### Source extract
START

CROSS-REFERENCE TO RELATED APPLICATIONS

The present application claims the benefit of U.S. Provisional Patent Application Ser. No. 61/432,136, entitled “PRINTED WIRING BOARD BASED FEED HORN,” filed on Jan. 12, 2011, which is hereby incorporated by reference in its entirety for all purposes.

STATEMENT REGARDING FEDERALLY SPONSORED RESEARCH OR DEVELOPMENT

Not applicable.

FIELD OF THE INVENTION

The subject technology relates in general to feed horns, and more particularly to high performance, low mass, affordable printed circuit board based feed horns.

BACKGROUND

High performance antenna systems such as those of the space communications industry (e.g., for ground terminal antennas or onboard a spacecraft) may require antenna feeds that are wide in bandwidth, exhibit low sidelobes, and exhibit low cross polarization. Typically, custom designed corrugated feed horns that are machined from solid blocks of metal may be utilized in such systems (e.g., to achieve required bandwidth and radio frequency performance). While corrugated feed horns solve the performance demands of these systems, the horns may be expensive and heavy. In particular, for the (super)-extended C-band (e.g., 3.4 to 4.2 gigahertz and 5.85 to 6.725 gigahertz), the requirements can only be met by the use of ring loaded corrugations in the throat of a horn, resulting in high cost and weight.

SUMMARY

Aspects of the subject technology provide a new class of feed horns based on the use of metamaterial printed wiring board (PWB) or printed circuit board (PCB) liners on the walls of the feed horns. These feed horns may be implemented to achieve low cost operation. In some aspects, PCBs making up the metamaterial liner may be assembled together in such a manner as to form a feed horn with a square or rectangular aperture shape, although other suitable shapes are possible. These PCBs may be fabricated from standard low cost, off-the-shelf dielectric material. A conductor artwork pattern on the PCB surface forming the interior surface of the feed horn can be designed such that the PCB feed horn yields radio frequency (RF) properties similar to that of a corrugated feed horn. In some aspects, a simple flat plate ground plane bonded to the back side of the PCB can serve as the feed horn structure.
According to various aspects of the subject technology, a new class of feed horns based on the use of metamaterial printed circuit board (PCB) liners on the inner surface of the feed horns is provided. A feed horn comprises an outer layer having an inner surface. The feed horn also comprises a layer of printed circuit board lining at least a portion of the inner surface of the outer layer, wherein the layer of printed circuit board is a metamaterial for manipulating propagation of electromagnetic waves.
According to various aspects of the subject technology, the layer of printed circuit board lines substantially the entire inner surface of the outer layer. The layer of printed circuit board is flexible, rigid or semi rigid. The layer of printed circuit board comprises at least one of a dielectric and a metal. The layer of printed circuit board has metal traces printed thereon. The dielectric is further comprised of at least one of a ceramic, a glass or a polymer-based material.

END

### Information supplied
START

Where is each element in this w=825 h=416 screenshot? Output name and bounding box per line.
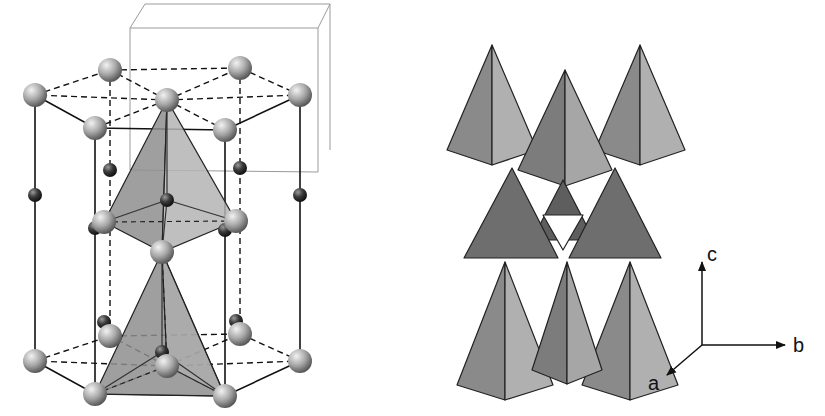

END

### Stated task
Answer these questions from the feed horn text.
(a) On what date was the provisional patent application filed?
(b) What two frequency ranges are given for the (super)-extended C-band?
(c) Of what materials may the dielectric be comprised?

### Solution
(a) Jan. 12, 2011.
(b) 3.4 to 4.2 gigahertz and 5.85 to 6.725 gigahertz.
(c) At least one of a ceramic, a glass or a polymer-based material.